*Record list*.
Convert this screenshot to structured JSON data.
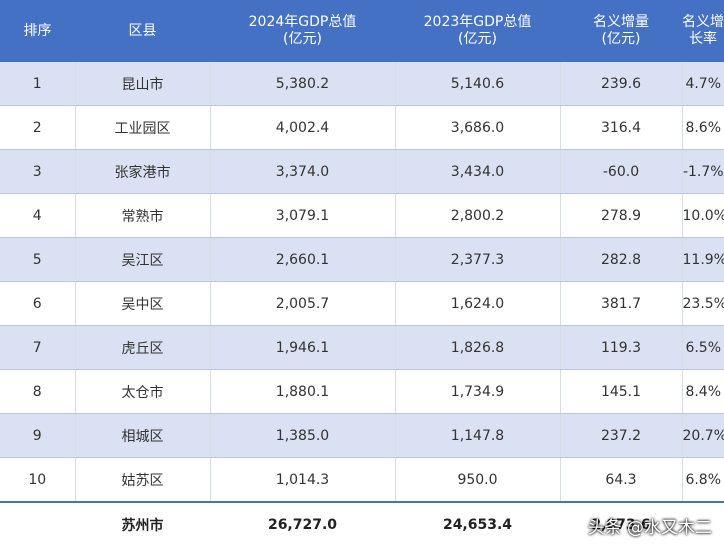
{
  "table": {
    "headers": [
      {
        "line1": "排序",
        "line2": ""
      },
      {
        "line1": "区县",
        "line2": ""
      },
      {
        "line1": "2024年GDP总值",
        "line2": "(亿元)"
      },
      {
        "line1": "2023年GDP总值",
        "line2": "(亿元)"
      },
      {
        "line1": "名义增量",
        "line2": "(亿元)"
      },
      {
        "line1": "名义增长率",
        "line2": ""
      }
    ],
    "rows": [
      [
        "1",
        "昆山市",
        "5,380.2",
        "5,140.6",
        "239.6",
        "4.7%"
      ],
      [
        "2",
        "工业园区",
        "4,002.4",
        "3,686.0",
        "316.4",
        "8.6%"
      ],
      [
        "3",
        "张家港市",
        "3,374.0",
        "3,434.0",
        "-60.0",
        "-1.7%"
      ],
      [
        "4",
        "常熟市",
        "3,079.1",
        "2,800.2",
        "278.9",
        "10.0%"
      ],
      [
        "5",
        "吴江区",
        "2,660.1",
        "2,377.3",
        "282.8",
        "11.9%"
      ],
      [
        "6",
        "吴中区",
        "2,005.7",
        "1,624.0",
        "381.7",
        "23.5%"
      ],
      [
        "7",
        "虎丘区",
        "1,946.1",
        "1,826.8",
        "119.3",
        "6.5%"
      ],
      [
        "8",
        "太仓市",
        "1,880.1",
        "1,734.9",
        "145.1",
        "8.4%"
      ],
      [
        "9",
        "相城区",
        "1,385.0",
        "1,147.8",
        "237.2",
        "20.7%"
      ],
      [
        "10",
        "姑苏区",
        "1,014.3",
        "950.0",
        "64.3",
        "6.8%"
      ]
    ],
    "total": [
      "",
      "苏州市",
      "26,727.0",
      "24,653.4",
      "2,073.6",
      ""
    ]
  },
  "watermark": "头条 @水又木二",
  "colors": {
    "header_bg": "#4471c4",
    "stripe": "#d9e1f2"
  }
}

*Directive*. Copy everything in the records above except the pictures, exactly as written.

*Task response*.
Convert this screenshot to structured JSON data.
{
  "table": {
    "headers": [
      {
        "line1": "排序",
        "line2": ""
      },
      {
        "line1": "区县",
        "line2": ""
      },
      {
        "line1": "2024年GDP总值",
        "line2": "(亿元)"
      },
      {
        "line1": "2023年GDP总值",
        "line2": "(亿元)"
      },
      {
        "line1": "名义增量",
        "line2": "(亿元)"
      },
      {
        "line1": "名义增长率",
        "line2": ""
      }
    ],
    "rows": [
      [
        "1",
        "昆山市",
        "5,380.2",
        "5,140.6",
        "239.6",
        "4.7%"
      ],
      [
        "2",
        "工业园区",
        "4,002.4",
        "3,686.0",
        "316.4",
        "8.6%"
      ],
      [
        "3",
        "张家港市",
        "3,374.0",
        "3,434.0",
        "-60.0",
        "-1.7%"
      ],
      [
        "4",
        "常熟市",
        "3,079.1",
        "2,800.2",
        "278.9",
        "10.0%"
      ],
      [
        "5",
        "吴江区",
        "2,660.1",
        "2,377.3",
        "282.8",
        "11.9%"
      ],
      [
        "6",
        "吴中区",
        "2,005.7",
        "1,624.0",
        "381.7",
        "23.5%"
      ],
      [
        "7",
        "虎丘区",
        "1,946.1",
        "1,826.8",
        "119.3",
        "6.5%"
      ],
      [
        "8",
        "太仓市",
        "1,880.1",
        "1,734.9",
        "145.1",
        "8.4%"
      ],
      [
        "9",
        "相城区",
        "1,385.0",
        "1,147.8",
        "237.2",
        "20.7%"
      ],
      [
        "10",
        "姑苏区",
        "1,014.3",
        "950.0",
        "64.3",
        "6.8%"
      ]
    ],
    "total": [
      "",
      "苏州市",
      "26,727.0",
      "24,653.4",
      "2,073.6",
      ""
    ]
  },
  "watermark": "头条 @水又木二",
  "colors": {
    "header_bg": "#4471c4",
    "stripe": "#d9e1f2"
  }
}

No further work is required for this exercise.